Aim: Give the rows below as a JSON list of strings, one string per row, from the first row up to and including the row that contains "data-point <box>171 383 178 390</box>". Leave out blank lines and any rows after that one.

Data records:
____________________

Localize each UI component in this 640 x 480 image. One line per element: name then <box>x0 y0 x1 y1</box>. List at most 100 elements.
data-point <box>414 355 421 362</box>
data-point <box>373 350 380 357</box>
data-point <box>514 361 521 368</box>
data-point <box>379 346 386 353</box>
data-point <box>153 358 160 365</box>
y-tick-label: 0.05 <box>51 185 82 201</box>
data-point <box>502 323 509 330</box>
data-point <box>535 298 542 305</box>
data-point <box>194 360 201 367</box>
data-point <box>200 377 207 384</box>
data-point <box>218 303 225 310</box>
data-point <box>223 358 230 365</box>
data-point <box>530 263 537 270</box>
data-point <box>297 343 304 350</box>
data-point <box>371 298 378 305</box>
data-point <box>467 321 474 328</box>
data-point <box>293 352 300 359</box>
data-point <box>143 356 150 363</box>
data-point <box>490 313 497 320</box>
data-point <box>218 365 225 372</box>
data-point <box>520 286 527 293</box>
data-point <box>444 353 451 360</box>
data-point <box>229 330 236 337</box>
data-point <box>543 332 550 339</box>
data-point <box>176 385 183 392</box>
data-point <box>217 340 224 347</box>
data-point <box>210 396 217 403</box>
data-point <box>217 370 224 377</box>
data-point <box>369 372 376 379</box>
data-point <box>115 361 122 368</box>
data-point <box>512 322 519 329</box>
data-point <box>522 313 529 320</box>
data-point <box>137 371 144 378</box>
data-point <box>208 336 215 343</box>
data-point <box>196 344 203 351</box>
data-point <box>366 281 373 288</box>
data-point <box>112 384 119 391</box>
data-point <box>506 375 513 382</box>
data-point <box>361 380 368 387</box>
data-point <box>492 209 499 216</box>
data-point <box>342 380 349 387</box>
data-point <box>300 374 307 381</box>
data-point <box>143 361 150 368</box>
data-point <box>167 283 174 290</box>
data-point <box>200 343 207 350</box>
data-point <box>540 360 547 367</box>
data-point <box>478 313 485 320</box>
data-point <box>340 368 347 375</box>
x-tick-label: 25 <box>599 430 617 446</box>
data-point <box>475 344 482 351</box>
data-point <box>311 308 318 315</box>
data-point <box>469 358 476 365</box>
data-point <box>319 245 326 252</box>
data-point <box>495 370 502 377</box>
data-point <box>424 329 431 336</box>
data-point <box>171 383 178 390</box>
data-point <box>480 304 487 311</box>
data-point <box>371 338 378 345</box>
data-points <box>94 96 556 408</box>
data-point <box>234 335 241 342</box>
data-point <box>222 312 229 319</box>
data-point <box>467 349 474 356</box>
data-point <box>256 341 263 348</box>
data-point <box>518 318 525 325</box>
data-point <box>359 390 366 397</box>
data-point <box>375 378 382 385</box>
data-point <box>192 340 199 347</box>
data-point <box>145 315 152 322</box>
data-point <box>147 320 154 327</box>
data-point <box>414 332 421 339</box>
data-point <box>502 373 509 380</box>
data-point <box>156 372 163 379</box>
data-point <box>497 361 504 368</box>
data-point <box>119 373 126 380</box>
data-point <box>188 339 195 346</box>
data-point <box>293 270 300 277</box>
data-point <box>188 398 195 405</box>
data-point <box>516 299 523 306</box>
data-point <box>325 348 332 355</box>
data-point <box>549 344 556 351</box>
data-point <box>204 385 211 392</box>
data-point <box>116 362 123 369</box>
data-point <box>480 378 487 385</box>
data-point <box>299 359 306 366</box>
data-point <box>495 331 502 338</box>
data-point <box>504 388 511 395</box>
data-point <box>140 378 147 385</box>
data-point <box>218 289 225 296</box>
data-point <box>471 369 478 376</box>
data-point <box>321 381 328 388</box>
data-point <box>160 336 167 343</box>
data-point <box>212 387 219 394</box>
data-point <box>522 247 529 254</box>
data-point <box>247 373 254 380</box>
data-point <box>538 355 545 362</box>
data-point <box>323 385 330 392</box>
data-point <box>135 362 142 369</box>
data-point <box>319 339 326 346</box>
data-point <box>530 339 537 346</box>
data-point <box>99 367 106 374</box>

____________________

Exercise response:
[
  "Localize each UI component in this 640 x 480 image. One line per element: name then <box>x0 y0 x1 y1</box>. List at most 100 elements.",
  "data-point <box>414 355 421 362</box>",
  "data-point <box>373 350 380 357</box>",
  "data-point <box>514 361 521 368</box>",
  "data-point <box>379 346 386 353</box>",
  "data-point <box>153 358 160 365</box>",
  "y-tick-label: 0.05 <box>51 185 82 201</box>",
  "data-point <box>502 323 509 330</box>",
  "data-point <box>535 298 542 305</box>",
  "data-point <box>194 360 201 367</box>",
  "data-point <box>200 377 207 384</box>",
  "data-point <box>218 303 225 310</box>",
  "data-point <box>223 358 230 365</box>",
  "data-point <box>530 263 537 270</box>",
  "data-point <box>297 343 304 350</box>",
  "data-point <box>371 298 378 305</box>",
  "data-point <box>467 321 474 328</box>",
  "data-point <box>293 352 300 359</box>",
  "data-point <box>143 356 150 363</box>",
  "data-point <box>490 313 497 320</box>",
  "data-point <box>218 365 225 372</box>",
  "data-point <box>520 286 527 293</box>",
  "data-point <box>444 353 451 360</box>",
  "data-point <box>229 330 236 337</box>",
  "data-point <box>543 332 550 339</box>",
  "data-point <box>176 385 183 392</box>",
  "data-point <box>217 340 224 347</box>",
  "data-point <box>210 396 217 403</box>",
  "data-point <box>217 370 224 377</box>",
  "data-point <box>369 372 376 379</box>",
  "data-point <box>115 361 122 368</box>",
  "data-point <box>512 322 519 329</box>",
  "data-point <box>522 313 529 320</box>",
  "data-point <box>137 371 144 378</box>",
  "data-point <box>208 336 215 343</box>",
  "data-point <box>196 344 203 351</box>",
  "data-point <box>366 281 373 288</box>",
  "data-point <box>112 384 119 391</box>",
  "data-point <box>506 375 513 382</box>",
  "data-point <box>361 380 368 387</box>",
  "data-point <box>492 209 499 216</box>",
  "data-point <box>342 380 349 387</box>",
  "data-point <box>300 374 307 381</box>",
  "data-point <box>143 361 150 368</box>",
  "data-point <box>167 283 174 290</box>",
  "data-point <box>200 343 207 350</box>",
  "data-point <box>540 360 547 367</box>",
  "data-point <box>478 313 485 320</box>",
  "data-point <box>340 368 347 375</box>",
  "x-tick-label: 25 <box>599 430 617 446</box>",
  "data-point <box>475 344 482 351</box>",
  "data-point <box>311 308 318 315</box>",
  "data-point <box>469 358 476 365</box>",
  "data-point <box>319 245 326 252</box>",
  "data-point <box>495 370 502 377</box>",
  "data-point <box>424 329 431 336</box>",
  "data-point <box>171 383 178 390</box>"
]